Locate all lines with the word "xlabel" and copy them out.

— BEGIN Dataset —

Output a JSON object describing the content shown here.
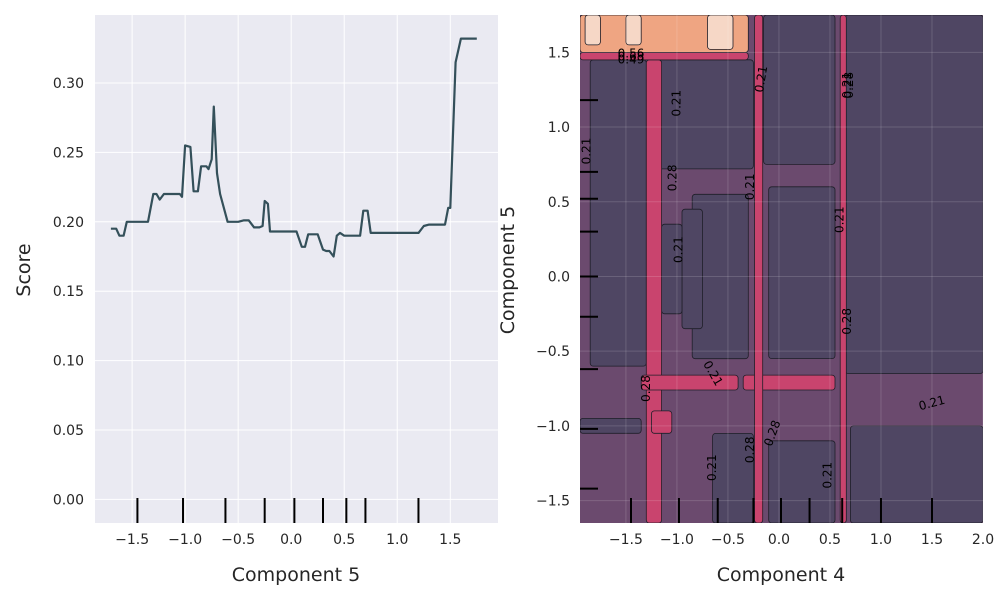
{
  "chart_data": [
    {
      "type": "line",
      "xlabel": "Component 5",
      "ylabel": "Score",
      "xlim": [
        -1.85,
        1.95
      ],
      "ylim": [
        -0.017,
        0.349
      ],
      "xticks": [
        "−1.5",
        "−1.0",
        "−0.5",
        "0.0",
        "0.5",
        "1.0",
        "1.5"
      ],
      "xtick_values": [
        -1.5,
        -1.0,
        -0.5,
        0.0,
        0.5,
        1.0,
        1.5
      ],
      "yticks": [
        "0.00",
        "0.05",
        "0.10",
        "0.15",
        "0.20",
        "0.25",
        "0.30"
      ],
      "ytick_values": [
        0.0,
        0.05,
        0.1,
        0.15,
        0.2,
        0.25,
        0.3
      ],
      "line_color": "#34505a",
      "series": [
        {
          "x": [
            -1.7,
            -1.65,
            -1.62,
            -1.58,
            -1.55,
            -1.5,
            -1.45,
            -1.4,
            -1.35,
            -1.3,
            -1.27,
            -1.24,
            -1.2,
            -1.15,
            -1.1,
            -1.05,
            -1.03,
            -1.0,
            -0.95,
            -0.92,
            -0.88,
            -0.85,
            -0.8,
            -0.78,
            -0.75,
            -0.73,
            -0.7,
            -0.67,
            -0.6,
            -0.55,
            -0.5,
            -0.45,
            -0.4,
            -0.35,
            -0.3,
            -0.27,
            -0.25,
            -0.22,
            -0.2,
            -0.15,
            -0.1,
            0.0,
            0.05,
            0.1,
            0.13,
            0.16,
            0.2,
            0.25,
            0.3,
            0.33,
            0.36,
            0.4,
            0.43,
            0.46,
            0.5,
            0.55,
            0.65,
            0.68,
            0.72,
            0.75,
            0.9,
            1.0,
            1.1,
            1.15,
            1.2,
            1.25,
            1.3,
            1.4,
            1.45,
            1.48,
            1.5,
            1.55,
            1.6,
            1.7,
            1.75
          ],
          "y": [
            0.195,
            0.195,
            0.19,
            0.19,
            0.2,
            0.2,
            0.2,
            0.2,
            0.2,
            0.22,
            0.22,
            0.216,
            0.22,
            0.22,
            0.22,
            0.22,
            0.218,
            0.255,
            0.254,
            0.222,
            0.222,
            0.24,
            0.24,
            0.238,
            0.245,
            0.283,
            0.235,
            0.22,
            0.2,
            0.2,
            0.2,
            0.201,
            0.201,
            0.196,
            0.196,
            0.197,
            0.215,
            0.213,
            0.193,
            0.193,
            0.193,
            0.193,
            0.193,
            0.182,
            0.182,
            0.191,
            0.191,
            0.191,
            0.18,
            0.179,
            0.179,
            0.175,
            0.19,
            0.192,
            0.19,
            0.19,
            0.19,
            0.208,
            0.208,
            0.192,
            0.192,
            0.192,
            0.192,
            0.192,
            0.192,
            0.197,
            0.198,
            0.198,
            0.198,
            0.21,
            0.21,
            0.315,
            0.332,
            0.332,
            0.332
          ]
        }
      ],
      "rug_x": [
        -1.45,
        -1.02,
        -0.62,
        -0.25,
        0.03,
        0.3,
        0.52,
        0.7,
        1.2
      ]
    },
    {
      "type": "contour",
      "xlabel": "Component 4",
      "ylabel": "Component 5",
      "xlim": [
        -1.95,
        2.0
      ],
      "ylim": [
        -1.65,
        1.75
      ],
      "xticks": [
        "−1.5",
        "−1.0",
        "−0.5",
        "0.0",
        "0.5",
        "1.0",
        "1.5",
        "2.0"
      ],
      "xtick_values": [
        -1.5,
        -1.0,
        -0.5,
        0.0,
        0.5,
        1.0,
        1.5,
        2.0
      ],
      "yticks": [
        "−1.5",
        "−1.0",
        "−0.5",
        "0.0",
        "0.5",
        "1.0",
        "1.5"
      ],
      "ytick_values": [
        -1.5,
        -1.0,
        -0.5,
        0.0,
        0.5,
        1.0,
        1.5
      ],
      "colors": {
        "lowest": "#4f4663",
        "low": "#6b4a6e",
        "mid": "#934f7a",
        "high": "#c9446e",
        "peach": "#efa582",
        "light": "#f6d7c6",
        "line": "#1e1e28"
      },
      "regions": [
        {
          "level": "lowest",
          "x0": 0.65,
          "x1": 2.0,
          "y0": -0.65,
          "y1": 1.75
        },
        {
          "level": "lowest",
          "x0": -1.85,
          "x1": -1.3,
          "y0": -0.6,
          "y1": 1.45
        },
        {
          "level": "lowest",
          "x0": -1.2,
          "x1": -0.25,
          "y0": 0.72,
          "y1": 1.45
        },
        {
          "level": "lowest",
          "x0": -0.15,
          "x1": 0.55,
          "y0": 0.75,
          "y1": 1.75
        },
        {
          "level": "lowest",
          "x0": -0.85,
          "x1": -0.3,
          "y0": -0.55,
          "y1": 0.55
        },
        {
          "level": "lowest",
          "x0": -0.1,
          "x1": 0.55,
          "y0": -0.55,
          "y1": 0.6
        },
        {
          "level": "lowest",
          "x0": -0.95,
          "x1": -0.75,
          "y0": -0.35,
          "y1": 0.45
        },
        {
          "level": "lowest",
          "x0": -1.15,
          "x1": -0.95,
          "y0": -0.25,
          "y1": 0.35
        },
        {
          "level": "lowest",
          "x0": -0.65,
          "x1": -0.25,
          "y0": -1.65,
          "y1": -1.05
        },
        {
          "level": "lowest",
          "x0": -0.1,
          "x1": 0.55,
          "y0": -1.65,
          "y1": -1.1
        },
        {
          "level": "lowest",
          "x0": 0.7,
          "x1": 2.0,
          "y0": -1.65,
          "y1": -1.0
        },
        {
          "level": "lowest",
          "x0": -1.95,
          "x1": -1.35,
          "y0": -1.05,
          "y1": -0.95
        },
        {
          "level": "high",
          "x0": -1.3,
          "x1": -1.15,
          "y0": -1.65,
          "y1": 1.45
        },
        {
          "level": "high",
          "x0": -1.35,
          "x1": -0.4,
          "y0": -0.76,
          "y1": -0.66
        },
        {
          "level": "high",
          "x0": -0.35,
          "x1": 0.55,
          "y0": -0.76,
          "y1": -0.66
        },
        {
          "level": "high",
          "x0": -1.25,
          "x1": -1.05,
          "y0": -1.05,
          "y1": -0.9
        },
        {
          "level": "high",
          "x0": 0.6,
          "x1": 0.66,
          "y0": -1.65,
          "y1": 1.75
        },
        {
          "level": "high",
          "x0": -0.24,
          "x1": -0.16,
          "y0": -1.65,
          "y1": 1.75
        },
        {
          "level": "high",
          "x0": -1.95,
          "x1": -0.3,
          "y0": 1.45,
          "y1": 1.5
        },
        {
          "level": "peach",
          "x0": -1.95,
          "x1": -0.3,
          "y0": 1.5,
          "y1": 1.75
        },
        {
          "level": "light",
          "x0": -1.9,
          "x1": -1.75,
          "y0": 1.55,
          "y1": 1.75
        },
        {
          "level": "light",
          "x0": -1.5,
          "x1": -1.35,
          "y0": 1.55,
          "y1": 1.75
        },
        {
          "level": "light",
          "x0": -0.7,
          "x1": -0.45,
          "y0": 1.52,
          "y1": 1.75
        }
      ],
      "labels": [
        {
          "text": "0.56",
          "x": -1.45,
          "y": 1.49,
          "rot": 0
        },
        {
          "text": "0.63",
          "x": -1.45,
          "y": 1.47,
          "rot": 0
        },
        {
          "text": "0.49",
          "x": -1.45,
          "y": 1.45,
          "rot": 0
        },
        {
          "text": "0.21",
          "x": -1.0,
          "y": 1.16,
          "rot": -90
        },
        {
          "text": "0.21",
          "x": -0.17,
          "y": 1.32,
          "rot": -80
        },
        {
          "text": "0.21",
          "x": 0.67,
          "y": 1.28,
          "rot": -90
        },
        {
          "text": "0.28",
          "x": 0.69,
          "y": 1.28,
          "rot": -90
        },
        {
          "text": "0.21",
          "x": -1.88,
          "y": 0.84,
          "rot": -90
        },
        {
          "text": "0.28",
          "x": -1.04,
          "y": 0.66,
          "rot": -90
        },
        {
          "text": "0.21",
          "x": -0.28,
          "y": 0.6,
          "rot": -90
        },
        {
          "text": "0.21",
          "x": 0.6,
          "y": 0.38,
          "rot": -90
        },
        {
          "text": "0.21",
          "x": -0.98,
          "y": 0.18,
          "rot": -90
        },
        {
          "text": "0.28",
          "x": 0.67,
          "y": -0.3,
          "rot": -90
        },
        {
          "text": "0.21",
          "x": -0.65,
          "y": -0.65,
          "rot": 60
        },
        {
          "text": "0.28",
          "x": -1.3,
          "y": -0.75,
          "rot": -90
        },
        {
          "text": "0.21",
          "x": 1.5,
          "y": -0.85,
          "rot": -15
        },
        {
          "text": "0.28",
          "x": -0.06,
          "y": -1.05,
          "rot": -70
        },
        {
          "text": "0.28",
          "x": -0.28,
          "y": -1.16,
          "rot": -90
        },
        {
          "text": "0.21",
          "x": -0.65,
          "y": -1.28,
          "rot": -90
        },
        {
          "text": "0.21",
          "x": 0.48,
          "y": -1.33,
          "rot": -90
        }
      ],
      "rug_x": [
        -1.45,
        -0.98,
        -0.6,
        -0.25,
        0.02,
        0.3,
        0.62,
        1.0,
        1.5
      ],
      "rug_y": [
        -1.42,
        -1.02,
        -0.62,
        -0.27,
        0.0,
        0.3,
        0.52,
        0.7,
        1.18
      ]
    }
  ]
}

— END Dataset —

◆ Full answer:
      "xlabel": "Component 5",
      "xlabel": "Component 4",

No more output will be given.